— start —
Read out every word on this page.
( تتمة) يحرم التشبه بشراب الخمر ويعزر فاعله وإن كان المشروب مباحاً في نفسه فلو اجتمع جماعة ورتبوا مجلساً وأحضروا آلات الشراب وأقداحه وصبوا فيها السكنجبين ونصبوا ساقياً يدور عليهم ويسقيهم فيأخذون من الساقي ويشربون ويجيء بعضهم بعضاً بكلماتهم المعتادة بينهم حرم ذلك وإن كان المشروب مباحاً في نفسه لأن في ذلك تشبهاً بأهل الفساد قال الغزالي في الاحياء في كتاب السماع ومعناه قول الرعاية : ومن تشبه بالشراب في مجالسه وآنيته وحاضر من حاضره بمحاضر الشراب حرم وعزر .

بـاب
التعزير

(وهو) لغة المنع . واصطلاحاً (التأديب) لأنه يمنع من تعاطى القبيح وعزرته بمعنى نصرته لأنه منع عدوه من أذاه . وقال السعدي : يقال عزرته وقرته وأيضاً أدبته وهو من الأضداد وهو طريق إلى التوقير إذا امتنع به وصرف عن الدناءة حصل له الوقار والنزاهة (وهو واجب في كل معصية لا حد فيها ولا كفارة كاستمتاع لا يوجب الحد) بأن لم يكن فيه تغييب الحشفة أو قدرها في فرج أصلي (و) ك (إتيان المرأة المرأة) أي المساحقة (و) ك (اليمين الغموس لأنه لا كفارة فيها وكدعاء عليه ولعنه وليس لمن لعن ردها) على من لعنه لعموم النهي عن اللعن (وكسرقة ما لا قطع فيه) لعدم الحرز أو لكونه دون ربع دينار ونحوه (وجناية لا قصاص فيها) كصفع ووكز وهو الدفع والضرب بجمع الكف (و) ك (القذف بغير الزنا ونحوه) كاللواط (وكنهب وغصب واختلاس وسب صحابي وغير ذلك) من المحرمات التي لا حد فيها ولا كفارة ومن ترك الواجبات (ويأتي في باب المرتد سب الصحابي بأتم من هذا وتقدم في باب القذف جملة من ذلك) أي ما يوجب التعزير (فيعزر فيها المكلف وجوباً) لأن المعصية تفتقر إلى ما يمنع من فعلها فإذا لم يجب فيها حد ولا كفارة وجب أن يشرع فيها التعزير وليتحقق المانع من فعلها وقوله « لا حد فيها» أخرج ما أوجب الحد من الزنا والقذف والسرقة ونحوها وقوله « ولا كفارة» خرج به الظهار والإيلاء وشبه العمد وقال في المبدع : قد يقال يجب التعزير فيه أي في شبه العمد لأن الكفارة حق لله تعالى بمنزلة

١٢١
— end —
Aim of the exercise >>
Collect each line containing the string "التعزير".

Expected output >>
التعزير
(وهو) لغة المنع . واصطلاحاً (التأديب) لأنه يمنع من تعاطى القبيح وعزرته بمعنى نصرته لأنه منع عدوه من أذاه . وقال السعدي : يقال عزرته وقرته وأيضاً أدبته وهو من الأضداد وهو طريق إلى التوقير إذا امتنع به وصرف عن الدناءة حصل له الوقار والنزاهة (وهو واجب في كل معصية لا حد فيها ولا كفارة كاستمتاع لا يوجب الحد) بأن لم يكن فيه تغييب الحشفة أو قدرها في فرج أصلي (و) ك (إتيان المرأة المرأة) أي المساحقة (و) ك (اليمين الغموس لأنه لا كفارة فيها وكدعاء عليه ولعنه وليس لمن لعن ردها) على من لعنه لعموم النهي عن اللعن (وكسرقة ما لا قطع فيه) لعدم الحرز أو لكونه دون ربع دينار ونحوه (وجناية لا قصاص فيها) كصفع ووكز وهو الدفع والضرب بجمع الكف (و) ك (القذف بغير الزنا ونحوه) كاللواط (وكنهب وغصب واختلاس وسب صحابي وغير ذلك) من المحرمات التي لا حد فيها ولا كفارة ومن ترك الواجبات (ويأتي في باب المرتد سب الصحابي بأتم من هذا وتقدم في باب القذف جملة من ذلك) أي ما يوجب التعزير (فيعزر فيها المكلف وجوباً) لأن المعصية تفتقر إلى ما يمنع من فعلها فإذا لم يجب فيها حد ولا كفارة وجب أن يشرع فيها التعزير وليتحقق المانع من فعلها وقوله « لا حد فيها» أخرج ما أوجب الحد من الزنا والقذف والسرقة ونحوها وقوله « ولا كفارة» خرج به الظهار والإيلاء وشبه العمد وقال في المبدع : قد يقال يجب التعزير فيه أي في شبه العمد لأن الكفارة حق لله تعالى بمنزلة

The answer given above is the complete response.